- [Aim of the task]: Copy every entry exactly.

- [Input rows]:
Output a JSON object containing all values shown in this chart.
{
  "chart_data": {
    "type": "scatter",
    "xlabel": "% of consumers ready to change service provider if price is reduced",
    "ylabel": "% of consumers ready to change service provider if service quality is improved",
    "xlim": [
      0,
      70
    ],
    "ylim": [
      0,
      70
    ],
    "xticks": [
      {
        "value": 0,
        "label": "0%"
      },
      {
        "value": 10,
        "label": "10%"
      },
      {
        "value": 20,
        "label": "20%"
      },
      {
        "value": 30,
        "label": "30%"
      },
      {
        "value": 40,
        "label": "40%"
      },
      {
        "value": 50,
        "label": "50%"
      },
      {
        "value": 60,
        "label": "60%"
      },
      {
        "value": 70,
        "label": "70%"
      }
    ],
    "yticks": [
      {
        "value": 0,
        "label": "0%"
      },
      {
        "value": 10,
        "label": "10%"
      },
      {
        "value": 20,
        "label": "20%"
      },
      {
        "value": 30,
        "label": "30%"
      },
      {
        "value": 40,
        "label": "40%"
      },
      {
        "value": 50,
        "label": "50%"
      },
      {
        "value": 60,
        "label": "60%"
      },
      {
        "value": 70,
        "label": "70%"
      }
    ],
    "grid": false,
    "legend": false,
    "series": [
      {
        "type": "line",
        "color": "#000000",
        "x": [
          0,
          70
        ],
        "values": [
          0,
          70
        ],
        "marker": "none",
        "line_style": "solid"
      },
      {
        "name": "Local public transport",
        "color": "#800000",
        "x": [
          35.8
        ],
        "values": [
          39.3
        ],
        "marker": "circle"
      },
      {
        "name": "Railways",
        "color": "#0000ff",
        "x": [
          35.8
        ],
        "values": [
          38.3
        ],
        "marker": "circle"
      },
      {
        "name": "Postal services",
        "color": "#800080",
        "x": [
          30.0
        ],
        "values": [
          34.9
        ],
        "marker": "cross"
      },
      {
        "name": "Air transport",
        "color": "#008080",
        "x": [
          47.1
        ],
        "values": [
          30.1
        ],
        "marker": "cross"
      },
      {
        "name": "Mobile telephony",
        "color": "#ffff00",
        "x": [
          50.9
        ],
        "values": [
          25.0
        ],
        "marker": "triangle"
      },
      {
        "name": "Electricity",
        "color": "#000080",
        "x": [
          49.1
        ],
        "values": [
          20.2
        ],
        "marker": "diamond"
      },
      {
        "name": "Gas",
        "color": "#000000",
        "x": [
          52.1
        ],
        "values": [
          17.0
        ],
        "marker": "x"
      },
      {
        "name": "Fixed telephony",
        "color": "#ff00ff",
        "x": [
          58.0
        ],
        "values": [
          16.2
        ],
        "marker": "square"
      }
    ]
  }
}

- [Solution to this exercise]:
Output a JSON object containing all values shown in this chart.
{
  "chart_data": {
    "type": "scatter",
    "xlabel": "% of consumers ready to change service provider if price is reduced",
    "ylabel": "% of consumers ready to change service provider if service quality is improved",
    "xlim": [
      0,
      70
    ],
    "ylim": [
      0,
      70
    ],
    "xticks": [
      {
        "value": 0,
        "label": "0%"
      },
      {
        "value": 10,
        "label": "10%"
      },
      {
        "value": 20,
        "label": "20%"
      },
      {
        "value": 30,
        "label": "30%"
      },
      {
        "value": 40,
        "label": "40%"
      },
      {
        "value": 50,
        "label": "50%"
      },
      {
        "value": 60,
        "label": "60%"
      },
      {
        "value": 70,
        "label": "70%"
      }
    ],
    "yticks": [
      {
        "value": 0,
        "label": "0%"
      },
      {
        "value": 10,
        "label": "10%"
      },
      {
        "value": 20,
        "label": "20%"
      },
      {
        "value": 30,
        "label": "30%"
      },
      {
        "value": 40,
        "label": "40%"
      },
      {
        "value": 50,
        "label": "50%"
      },
      {
        "value": 60,
        "label": "60%"
      },
      {
        "value": 70,
        "label": "70%"
      }
    ],
    "grid": false,
    "legend": false,
    "series": [
      {
        "type": "line",
        "color": "#000000",
        "x": [
          0,
          70
        ],
        "values": [
          0,
          70
        ],
        "marker": "none",
        "line_style": "solid"
      },
      {
        "name": "Local public transport",
        "color": "#800000",
        "x": [
          35.8
        ],
        "values": [
          39.3
        ],
        "marker": "circle"
      },
      {
        "name": "Railways",
        "color": "#0000ff",
        "x": [
          35.8
        ],
        "values": [
          38.3
        ],
        "marker": "circle"
      },
      {
        "name": "Postal services",
        "color": "#800080",
        "x": [
          30.0
        ],
        "values": [
          34.9
        ],
        "marker": "cross"
      },
      {
        "name": "Air transport",
        "color": "#008080",
        "x": [
          47.1
        ],
        "values": [
          30.1
        ],
        "marker": "cross"
      },
      {
        "name": "Mobile telephony",
        "color": "#ffff00",
        "x": [
          50.9
        ],
        "values": [
          25.0
        ],
        "marker": "triangle"
      },
      {
        "name": "Electricity",
        "color": "#000080",
        "x": [
          49.1
        ],
        "values": [
          20.2
        ],
        "marker": "diamond"
      },
      {
        "name": "Gas",
        "color": "#000000",
        "x": [
          52.1
        ],
        "values": [
          17.0
        ],
        "marker": "x"
      },
      {
        "name": "Fixed telephony",
        "color": "#ff00ff",
        "x": [
          58.0
        ],
        "values": [
          16.2
        ],
        "marker": "square"
      }
    ]
  }
}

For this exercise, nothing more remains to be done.